-------- Data for the task
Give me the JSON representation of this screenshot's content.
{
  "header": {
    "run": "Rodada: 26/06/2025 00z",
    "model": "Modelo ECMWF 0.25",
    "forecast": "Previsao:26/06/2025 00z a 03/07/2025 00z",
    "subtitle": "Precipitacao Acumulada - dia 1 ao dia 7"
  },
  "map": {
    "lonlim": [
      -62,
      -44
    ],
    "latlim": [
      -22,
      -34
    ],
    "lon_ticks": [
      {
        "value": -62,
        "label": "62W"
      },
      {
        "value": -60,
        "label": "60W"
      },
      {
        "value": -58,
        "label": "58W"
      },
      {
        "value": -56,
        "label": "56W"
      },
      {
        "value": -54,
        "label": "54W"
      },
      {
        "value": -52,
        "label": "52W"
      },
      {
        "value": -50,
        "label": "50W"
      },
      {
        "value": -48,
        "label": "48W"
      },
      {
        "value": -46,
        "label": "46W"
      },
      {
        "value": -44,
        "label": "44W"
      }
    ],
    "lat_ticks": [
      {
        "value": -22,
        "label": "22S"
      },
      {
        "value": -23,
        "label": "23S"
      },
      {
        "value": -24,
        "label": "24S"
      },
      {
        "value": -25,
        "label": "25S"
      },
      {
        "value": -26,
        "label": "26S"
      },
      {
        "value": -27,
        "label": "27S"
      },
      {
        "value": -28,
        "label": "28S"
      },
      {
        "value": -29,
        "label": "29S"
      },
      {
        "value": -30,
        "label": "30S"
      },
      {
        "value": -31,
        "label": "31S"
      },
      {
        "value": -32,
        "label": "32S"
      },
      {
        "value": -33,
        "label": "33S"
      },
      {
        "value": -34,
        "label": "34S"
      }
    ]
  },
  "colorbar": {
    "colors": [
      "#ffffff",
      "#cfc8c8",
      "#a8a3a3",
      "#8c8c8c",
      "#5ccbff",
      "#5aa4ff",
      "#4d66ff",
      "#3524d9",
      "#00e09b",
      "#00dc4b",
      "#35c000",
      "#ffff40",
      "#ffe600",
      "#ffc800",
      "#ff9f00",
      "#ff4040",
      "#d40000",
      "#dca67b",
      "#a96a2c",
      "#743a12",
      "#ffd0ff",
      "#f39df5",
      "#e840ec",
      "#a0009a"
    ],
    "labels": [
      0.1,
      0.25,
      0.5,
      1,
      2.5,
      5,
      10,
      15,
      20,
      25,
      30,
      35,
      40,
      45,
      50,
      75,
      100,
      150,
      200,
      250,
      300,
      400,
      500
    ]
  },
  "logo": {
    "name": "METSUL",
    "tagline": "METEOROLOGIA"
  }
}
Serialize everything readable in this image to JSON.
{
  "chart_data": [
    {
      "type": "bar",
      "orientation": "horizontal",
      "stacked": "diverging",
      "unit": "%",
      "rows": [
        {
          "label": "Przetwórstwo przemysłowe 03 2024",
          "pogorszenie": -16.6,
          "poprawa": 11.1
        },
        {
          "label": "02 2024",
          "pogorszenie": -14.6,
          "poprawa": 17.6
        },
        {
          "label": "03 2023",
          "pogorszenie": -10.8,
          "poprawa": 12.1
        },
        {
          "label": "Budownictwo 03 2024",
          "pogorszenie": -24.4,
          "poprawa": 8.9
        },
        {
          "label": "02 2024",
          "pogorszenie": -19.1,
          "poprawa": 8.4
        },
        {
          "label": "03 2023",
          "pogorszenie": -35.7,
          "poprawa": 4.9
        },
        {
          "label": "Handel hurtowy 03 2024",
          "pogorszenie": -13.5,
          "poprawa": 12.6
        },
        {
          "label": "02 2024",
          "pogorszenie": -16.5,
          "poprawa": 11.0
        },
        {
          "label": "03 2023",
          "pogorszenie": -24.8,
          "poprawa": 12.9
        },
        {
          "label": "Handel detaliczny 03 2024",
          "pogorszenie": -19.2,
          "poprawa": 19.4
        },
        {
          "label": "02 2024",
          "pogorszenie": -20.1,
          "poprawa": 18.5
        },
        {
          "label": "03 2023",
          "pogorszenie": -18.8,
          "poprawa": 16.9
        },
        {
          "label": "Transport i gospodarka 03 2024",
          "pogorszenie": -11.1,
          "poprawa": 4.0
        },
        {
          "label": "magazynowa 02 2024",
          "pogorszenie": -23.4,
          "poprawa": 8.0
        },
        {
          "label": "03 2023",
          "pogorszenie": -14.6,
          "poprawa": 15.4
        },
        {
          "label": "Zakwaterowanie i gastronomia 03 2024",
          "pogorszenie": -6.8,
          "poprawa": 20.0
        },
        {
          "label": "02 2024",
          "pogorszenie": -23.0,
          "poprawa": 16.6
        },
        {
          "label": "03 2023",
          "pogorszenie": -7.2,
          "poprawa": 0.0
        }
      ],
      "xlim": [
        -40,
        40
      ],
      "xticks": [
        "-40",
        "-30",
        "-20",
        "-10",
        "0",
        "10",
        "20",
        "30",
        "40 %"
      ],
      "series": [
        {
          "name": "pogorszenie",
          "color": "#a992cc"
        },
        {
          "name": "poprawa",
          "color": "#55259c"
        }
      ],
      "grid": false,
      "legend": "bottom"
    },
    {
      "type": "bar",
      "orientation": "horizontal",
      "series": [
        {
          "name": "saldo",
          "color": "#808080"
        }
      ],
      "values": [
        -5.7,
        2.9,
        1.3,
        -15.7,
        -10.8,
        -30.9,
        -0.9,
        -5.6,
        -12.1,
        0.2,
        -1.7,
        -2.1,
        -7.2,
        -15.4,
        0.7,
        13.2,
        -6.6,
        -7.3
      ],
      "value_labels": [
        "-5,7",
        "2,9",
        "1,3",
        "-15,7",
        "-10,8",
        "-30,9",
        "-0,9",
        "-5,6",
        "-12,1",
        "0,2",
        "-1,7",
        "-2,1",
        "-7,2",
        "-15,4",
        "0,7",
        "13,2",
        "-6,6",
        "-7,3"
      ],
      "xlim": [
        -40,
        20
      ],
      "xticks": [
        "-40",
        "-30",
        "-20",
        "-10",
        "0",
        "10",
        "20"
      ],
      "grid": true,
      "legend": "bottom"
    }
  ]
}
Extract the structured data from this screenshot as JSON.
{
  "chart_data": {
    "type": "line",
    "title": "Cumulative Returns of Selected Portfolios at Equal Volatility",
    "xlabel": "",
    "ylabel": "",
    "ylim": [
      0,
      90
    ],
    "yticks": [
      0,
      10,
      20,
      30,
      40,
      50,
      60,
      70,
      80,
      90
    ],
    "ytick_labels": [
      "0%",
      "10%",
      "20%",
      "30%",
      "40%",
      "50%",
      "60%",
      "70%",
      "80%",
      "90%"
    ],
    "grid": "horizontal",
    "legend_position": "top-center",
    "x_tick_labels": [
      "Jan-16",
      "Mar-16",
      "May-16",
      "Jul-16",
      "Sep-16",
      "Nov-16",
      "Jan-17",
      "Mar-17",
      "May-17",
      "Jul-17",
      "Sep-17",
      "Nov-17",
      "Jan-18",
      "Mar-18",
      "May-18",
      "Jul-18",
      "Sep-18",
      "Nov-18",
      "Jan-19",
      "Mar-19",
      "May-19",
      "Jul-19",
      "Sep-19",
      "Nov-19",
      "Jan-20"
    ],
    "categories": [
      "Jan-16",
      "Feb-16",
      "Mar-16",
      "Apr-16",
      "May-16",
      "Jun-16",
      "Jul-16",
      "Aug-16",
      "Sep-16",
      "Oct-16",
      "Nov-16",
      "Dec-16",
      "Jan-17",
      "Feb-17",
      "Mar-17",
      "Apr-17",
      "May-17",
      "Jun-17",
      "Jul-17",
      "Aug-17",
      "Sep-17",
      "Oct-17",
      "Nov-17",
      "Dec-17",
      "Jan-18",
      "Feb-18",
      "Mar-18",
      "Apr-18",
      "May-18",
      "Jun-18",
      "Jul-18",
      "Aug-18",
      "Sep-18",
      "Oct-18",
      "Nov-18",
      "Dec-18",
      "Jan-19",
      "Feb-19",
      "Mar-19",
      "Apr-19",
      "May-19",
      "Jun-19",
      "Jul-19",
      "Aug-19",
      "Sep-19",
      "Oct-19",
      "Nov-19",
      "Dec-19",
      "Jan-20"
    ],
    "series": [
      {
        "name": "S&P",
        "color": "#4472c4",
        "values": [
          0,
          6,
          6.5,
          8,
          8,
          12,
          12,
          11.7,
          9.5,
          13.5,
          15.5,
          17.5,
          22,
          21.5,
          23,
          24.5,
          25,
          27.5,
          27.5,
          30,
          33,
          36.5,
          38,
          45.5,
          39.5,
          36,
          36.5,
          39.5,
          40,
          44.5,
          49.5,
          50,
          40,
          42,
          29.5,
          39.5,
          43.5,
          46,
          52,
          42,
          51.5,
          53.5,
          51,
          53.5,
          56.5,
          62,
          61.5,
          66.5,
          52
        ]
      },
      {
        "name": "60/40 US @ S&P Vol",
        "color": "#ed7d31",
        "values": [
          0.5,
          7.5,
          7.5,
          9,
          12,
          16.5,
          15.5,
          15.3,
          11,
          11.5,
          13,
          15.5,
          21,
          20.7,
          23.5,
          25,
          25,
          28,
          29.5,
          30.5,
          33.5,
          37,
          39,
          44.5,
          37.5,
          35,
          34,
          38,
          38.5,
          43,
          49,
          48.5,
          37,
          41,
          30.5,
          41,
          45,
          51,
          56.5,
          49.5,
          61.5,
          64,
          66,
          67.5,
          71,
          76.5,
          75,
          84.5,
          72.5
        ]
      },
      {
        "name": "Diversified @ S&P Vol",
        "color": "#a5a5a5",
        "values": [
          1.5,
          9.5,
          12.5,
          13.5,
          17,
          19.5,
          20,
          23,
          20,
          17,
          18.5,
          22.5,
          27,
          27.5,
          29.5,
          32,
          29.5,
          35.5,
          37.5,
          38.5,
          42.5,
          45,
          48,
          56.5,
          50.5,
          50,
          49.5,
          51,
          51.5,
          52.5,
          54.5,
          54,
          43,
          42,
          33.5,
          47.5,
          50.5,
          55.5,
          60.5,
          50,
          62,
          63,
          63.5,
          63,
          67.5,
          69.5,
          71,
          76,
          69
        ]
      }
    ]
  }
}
----------------
» Exercise prompt
Extract all lines containing the word "JSON".

» Exercise answer
Give me the JSON representation of this screenshot's content.
Serialize everything readable in this image to JSON.
Extract the structured data from this screenshot as JSON.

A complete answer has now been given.